-- ASSIGNMENT --
From the entries below, list each line with "Trans".

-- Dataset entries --
▼

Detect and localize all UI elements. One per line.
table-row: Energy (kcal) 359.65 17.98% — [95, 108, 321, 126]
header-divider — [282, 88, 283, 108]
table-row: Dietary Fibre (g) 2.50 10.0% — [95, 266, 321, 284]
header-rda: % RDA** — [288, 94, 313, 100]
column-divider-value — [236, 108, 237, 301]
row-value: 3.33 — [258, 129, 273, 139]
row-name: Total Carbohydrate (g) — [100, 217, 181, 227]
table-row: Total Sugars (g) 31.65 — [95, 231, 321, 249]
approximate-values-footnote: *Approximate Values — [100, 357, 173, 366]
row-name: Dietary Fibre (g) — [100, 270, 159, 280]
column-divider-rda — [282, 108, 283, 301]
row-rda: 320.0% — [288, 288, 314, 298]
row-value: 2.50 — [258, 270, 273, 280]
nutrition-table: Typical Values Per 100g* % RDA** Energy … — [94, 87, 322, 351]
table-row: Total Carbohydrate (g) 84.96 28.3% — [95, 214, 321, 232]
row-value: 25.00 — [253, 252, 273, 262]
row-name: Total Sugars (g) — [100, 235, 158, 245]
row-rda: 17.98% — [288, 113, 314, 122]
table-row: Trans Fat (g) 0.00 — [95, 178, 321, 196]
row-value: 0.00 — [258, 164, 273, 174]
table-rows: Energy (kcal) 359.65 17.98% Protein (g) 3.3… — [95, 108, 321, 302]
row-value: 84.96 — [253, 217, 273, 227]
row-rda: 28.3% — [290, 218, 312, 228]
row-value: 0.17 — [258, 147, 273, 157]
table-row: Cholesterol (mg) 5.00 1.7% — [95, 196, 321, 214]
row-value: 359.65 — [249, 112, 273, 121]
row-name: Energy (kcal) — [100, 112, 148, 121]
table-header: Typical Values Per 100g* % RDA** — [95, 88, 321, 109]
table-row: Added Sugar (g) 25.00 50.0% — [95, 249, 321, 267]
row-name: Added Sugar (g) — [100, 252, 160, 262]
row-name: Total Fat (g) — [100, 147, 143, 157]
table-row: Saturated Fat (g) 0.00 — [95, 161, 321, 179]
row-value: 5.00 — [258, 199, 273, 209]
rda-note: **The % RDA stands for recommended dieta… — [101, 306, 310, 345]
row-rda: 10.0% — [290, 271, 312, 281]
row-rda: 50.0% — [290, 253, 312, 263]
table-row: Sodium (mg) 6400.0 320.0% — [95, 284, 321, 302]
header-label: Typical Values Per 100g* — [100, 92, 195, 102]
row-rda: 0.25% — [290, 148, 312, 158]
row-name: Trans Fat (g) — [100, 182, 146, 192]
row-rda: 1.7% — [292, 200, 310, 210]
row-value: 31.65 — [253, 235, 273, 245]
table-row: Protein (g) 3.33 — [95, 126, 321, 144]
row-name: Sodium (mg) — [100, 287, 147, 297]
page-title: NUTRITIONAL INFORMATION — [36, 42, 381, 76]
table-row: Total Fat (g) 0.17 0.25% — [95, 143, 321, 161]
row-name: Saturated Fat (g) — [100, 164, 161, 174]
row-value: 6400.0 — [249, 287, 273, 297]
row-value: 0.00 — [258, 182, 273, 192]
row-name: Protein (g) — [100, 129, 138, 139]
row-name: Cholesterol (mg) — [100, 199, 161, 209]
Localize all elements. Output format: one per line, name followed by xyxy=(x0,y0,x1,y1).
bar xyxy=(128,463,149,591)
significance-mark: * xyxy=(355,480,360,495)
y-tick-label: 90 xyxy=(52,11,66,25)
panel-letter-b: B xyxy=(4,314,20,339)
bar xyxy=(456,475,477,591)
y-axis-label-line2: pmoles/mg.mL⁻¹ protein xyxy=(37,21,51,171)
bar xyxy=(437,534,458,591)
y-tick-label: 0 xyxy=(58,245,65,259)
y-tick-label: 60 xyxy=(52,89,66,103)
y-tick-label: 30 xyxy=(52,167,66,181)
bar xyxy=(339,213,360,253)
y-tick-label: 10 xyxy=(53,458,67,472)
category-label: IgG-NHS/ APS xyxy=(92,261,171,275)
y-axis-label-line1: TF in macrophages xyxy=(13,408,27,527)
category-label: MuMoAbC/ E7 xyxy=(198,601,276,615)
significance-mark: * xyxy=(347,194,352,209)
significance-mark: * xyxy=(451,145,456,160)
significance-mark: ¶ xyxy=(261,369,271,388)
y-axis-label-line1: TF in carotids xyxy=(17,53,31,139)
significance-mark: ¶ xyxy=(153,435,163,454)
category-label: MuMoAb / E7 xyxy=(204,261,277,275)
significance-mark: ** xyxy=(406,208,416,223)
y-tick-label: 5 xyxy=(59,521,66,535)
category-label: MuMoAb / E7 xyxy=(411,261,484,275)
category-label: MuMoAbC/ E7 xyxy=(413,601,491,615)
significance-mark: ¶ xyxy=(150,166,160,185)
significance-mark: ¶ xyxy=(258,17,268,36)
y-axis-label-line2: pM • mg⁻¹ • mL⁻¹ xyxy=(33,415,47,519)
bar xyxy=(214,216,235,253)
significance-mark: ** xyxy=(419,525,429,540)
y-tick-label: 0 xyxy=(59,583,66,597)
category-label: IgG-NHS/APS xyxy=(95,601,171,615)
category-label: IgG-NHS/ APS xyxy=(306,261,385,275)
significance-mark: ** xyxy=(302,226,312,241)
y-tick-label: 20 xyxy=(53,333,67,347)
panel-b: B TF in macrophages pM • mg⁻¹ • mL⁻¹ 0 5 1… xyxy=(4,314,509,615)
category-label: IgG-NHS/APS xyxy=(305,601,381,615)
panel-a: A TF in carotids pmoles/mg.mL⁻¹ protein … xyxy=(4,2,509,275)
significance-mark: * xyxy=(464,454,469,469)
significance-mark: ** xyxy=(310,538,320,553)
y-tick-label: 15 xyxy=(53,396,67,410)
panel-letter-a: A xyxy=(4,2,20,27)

▲

-- RESULT FOR THIS TASK --
table-row: Trans Fat (g) 0.00 — [95, 178, 321, 196]
row-name: Trans Fat (g) — [100, 182, 146, 192]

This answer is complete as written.